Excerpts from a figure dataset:
++++++++++++++++++++

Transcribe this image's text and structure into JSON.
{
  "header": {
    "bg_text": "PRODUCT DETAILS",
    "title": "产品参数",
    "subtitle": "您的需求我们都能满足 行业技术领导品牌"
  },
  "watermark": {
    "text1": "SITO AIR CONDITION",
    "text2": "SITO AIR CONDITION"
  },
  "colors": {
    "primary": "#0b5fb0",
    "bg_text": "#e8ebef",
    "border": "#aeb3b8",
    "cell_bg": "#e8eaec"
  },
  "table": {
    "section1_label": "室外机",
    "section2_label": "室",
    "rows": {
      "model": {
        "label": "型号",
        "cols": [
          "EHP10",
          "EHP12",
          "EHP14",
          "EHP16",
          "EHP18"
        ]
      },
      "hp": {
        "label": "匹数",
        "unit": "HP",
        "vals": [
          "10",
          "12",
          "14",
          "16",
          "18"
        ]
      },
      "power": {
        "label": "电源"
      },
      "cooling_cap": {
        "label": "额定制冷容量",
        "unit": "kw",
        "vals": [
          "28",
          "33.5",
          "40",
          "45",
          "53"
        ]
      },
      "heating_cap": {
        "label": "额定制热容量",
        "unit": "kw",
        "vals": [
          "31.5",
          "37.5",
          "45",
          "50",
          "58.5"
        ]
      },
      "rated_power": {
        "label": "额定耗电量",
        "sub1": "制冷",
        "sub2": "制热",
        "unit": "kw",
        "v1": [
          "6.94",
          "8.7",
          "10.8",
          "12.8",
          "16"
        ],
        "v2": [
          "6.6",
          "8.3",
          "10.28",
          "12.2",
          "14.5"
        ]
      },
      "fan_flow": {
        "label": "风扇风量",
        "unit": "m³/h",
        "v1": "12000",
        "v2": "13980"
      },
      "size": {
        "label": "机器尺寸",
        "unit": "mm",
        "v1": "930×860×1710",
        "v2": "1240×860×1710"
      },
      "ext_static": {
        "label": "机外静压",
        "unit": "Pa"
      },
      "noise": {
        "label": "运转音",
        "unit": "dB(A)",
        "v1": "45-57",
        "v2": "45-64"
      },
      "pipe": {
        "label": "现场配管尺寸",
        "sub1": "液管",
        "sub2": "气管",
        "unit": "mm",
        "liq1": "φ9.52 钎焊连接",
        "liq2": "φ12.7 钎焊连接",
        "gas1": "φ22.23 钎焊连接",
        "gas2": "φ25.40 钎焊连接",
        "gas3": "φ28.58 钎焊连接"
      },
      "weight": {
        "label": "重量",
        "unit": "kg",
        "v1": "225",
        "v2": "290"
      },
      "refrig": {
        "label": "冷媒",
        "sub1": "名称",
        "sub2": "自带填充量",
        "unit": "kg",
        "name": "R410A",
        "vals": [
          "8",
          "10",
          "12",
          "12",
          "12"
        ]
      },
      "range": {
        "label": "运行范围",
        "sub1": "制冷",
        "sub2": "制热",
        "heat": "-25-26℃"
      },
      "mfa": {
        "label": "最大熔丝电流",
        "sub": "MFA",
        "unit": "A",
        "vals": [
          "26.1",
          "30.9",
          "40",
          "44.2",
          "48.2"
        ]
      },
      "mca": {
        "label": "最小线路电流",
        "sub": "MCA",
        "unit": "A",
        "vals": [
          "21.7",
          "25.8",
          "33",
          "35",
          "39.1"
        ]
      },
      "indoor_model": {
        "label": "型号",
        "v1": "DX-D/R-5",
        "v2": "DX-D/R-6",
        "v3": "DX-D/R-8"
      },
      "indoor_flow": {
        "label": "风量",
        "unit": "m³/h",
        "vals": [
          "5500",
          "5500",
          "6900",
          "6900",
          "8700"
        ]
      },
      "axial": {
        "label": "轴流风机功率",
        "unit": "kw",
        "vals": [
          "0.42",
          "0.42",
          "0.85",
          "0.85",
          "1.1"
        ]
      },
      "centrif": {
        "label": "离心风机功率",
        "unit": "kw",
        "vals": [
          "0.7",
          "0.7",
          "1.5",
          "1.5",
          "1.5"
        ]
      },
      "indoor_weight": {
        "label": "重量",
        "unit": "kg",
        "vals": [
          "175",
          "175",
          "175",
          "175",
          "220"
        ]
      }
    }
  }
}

++++++++++++++++++++

Given exercise |
Print every record above exactly as written.

Written response |
Transcribe this image's text and structure into JSON.
{
  "header": {
    "bg_text": "PRODUCT DETAILS",
    "title": "产品参数",
    "subtitle": "您的需求我们都能满足 行业技术领导品牌"
  },
  "watermark": {
    "text1": "SITO AIR CONDITION",
    "text2": "SITO AIR CONDITION"
  },
  "colors": {
    "primary": "#0b5fb0",
    "bg_text": "#e8ebef",
    "border": "#aeb3b8",
    "cell_bg": "#e8eaec"
  },
  "table": {
    "section1_label": "室外机",
    "section2_label": "室",
    "rows": {
      "model": {
        "label": "型号",
        "cols": [
          "EHP10",
          "EHP12",
          "EHP14",
          "EHP16",
          "EHP18"
        ]
      },
      "hp": {
        "label": "匹数",
        "unit": "HP",
        "vals": [
          "10",
          "12",
          "14",
          "16",
          "18"
        ]
      },
      "power": {
        "label": "电源"
      },
      "cooling_cap": {
        "label": "额定制冷容量",
        "unit": "kw",
        "vals": [
          "28",
          "33.5",
          "40",
          "45",
          "53"
        ]
      },
      "heating_cap": {
        "label": "额定制热容量",
        "unit": "kw",
        "vals": [
          "31.5",
          "37.5",
          "45",
          "50",
          "58.5"
        ]
      },
      "rated_power": {
        "label": "额定耗电量",
        "sub1": "制冷",
        "sub2": "制热",
        "unit": "kw",
        "v1": [
          "6.94",
          "8.7",
          "10.8",
          "12.8",
          "16"
        ],
        "v2": [
          "6.6",
          "8.3",
          "10.28",
          "12.2",
          "14.5"
        ]
      },
      "fan_flow": {
        "label": "风扇风量",
        "unit": "m³/h",
        "v1": "12000",
        "v2": "13980"
      },
      "size": {
        "label": "机器尺寸",
        "unit": "mm",
        "v1": "930×860×1710",
        "v2": "1240×860×1710"
      },
      "ext_static": {
        "label": "机外静压",
        "unit": "Pa"
      },
      "noise": {
        "label": "运转音",
        "unit": "dB(A)",
        "v1": "45-57",
        "v2": "45-64"
      },
      "pipe": {
        "label": "现场配管尺寸",
        "sub1": "液管",
        "sub2": "气管",
        "unit": "mm",
        "liq1": "φ9.52 钎焊连接",
        "liq2": "φ12.7 钎焊连接",
        "gas1": "φ22.23 钎焊连接",
        "gas2": "φ25.40 钎焊连接",
        "gas3": "φ28.58 钎焊连接"
      },
      "weight": {
        "label": "重量",
        "unit": "kg",
        "v1": "225",
        "v2": "290"
      },
      "refrig": {
        "label": "冷媒",
        "sub1": "名称",
        "sub2": "自带填充量",
        "unit": "kg",
        "name": "R410A",
        "vals": [
          "8",
          "10",
          "12",
          "12",
          "12"
        ]
      },
      "range": {
        "label": "运行范围",
        "sub1": "制冷",
        "sub2": "制热",
        "heat": "-25-26℃"
      },
      "mfa": {
        "label": "最大熔丝电流",
        "sub": "MFA",
        "unit": "A",
        "vals": [
          "26.1",
          "30.9",
          "40",
          "44.2",
          "48.2"
        ]
      },
      "mca": {
        "label": "最小线路电流",
        "sub": "MCA",
        "unit": "A",
        "vals": [
          "21.7",
          "25.8",
          "33",
          "35",
          "39.1"
        ]
      },
      "indoor_model": {
        "label": "型号",
        "v1": "DX-D/R-5",
        "v2": "DX-D/R-6",
        "v3": "DX-D/R-8"
      },
      "indoor_flow": {
        "label": "风量",
        "unit": "m³/h",
        "vals": [
          "5500",
          "5500",
          "6900",
          "6900",
          "8700"
        ]
      },
      "axial": {
        "label": "轴流风机功率",
        "unit": "kw",
        "vals": [
          "0.42",
          "0.42",
          "0.85",
          "0.85",
          "1.1"
        ]
      },
      "centrif": {
        "label": "离心风机功率",
        "unit": "kw",
        "vals": [
          "0.7",
          "0.7",
          "1.5",
          "1.5",
          "1.5"
        ]
      },
      "indoor_weight": {
        "label": "重量",
        "unit": "kg",
        "vals": [
          "175",
          "175",
          "175",
          "175",
          "220"
        ]
      }
    }
  }
}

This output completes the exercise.